◆ Problem details:
List each line of the data that holds the string "text", please.

Figure content listings:
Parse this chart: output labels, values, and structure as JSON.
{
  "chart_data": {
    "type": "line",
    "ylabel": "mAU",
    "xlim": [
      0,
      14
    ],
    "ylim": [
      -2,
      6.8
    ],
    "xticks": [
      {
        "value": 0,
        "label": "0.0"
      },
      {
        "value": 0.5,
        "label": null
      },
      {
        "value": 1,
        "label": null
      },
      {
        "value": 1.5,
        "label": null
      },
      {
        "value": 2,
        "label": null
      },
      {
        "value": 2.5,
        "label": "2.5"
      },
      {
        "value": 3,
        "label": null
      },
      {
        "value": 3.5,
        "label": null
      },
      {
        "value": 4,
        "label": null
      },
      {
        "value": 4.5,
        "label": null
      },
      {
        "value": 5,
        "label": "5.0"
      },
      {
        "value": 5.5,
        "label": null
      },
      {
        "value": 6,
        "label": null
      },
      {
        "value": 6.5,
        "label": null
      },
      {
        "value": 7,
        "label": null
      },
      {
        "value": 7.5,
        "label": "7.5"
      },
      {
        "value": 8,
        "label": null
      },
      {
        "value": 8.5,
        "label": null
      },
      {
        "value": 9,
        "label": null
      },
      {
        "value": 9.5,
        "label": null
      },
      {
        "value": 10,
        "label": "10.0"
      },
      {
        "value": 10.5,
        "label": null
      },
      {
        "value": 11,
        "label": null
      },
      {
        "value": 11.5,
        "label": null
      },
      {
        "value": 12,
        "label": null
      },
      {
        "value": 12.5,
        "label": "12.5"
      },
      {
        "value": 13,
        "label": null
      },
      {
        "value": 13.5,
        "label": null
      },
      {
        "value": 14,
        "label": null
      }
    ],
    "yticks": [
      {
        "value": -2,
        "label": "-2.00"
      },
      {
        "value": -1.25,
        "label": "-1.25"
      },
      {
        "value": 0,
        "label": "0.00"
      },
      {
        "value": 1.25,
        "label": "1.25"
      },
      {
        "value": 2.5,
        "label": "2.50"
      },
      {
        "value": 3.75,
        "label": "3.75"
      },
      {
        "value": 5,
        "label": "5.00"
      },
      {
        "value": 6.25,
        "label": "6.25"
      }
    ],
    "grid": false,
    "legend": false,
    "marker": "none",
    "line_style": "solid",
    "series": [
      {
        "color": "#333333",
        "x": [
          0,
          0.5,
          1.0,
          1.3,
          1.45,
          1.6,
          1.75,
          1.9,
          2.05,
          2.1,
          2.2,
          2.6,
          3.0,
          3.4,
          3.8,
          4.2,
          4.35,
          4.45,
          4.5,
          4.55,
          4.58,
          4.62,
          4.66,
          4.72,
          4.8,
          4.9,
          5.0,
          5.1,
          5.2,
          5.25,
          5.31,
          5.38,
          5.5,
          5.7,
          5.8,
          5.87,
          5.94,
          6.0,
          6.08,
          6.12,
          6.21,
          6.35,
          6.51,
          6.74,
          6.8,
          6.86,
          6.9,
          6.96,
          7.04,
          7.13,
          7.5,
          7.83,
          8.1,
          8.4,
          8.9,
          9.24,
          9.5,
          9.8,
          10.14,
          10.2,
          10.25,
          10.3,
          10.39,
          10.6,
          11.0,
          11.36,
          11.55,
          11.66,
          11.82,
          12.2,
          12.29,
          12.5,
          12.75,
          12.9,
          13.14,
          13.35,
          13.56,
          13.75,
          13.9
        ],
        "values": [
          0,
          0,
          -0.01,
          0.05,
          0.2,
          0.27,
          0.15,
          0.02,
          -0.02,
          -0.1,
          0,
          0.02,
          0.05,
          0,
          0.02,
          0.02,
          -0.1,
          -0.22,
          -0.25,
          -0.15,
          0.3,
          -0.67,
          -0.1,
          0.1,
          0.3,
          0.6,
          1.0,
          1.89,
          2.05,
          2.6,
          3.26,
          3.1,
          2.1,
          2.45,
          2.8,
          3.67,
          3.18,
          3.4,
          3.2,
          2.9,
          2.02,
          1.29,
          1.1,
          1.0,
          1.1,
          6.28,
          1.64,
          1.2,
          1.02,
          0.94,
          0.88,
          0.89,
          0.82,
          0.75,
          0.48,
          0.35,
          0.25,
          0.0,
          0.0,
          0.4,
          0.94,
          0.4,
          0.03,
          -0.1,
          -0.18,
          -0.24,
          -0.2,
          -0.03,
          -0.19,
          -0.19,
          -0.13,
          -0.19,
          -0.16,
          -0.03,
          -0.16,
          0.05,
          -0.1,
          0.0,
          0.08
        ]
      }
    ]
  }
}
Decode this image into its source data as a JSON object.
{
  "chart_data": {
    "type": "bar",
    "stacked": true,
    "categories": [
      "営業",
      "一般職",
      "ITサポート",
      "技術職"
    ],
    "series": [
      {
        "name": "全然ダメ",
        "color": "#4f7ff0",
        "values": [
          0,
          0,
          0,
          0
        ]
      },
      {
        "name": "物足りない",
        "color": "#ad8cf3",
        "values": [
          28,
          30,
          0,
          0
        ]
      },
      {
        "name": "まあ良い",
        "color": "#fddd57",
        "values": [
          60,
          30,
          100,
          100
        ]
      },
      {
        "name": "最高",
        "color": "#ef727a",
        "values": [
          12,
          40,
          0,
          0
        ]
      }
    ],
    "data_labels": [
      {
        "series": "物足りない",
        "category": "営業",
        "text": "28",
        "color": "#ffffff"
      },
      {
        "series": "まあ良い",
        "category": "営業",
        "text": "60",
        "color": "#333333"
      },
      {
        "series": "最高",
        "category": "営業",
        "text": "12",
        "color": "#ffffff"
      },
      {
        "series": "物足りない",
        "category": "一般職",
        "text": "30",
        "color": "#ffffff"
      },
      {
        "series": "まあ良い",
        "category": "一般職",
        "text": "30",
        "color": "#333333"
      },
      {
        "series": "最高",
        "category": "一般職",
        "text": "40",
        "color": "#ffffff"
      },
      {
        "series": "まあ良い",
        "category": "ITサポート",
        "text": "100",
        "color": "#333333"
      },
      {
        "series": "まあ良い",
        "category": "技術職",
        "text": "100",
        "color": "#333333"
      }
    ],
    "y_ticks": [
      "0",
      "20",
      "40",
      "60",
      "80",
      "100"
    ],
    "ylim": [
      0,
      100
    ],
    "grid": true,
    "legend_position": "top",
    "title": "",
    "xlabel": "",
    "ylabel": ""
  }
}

◆ The output:
        "text": "28",
        "text": "60",
        "text": "12",
        "text": "30",
        "text": "30",
        "text": "40",
        "text": "100",
        "text": "100",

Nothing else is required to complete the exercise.